Extracts from a graphics dataset
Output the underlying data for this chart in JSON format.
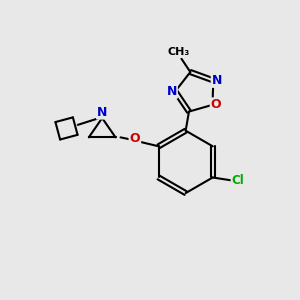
{
  "bg_color": "#e8e8e8",
  "bond_color": "#000000",
  "atom_colors": {
    "N": "#0000cc",
    "O": "#cc0000",
    "Cl": "#00aa00",
    "C": "#000000"
  }
}
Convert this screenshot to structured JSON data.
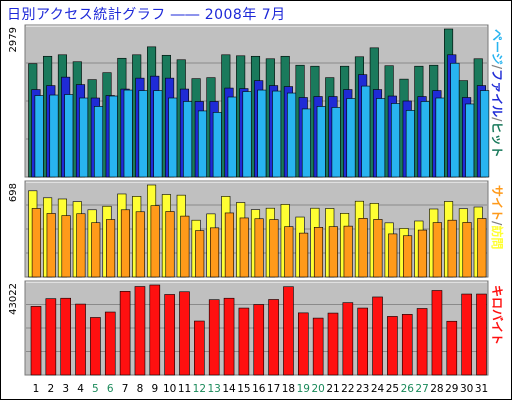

What to do: Restate the listing above word for word, and skip the pictures.

Right answer:
Output the underlying data for this chart in JSON format.
{
  "bg_color": "#e8e8e8",
  "bond_color": "#000000",
  "atom_colors": {
    "N": "#0000cc",
    "O": "#cc0000",
    "Cl": "#00aa00",
    "C": "#000000"
  }
}
Convert this screenshot to structured JSON data.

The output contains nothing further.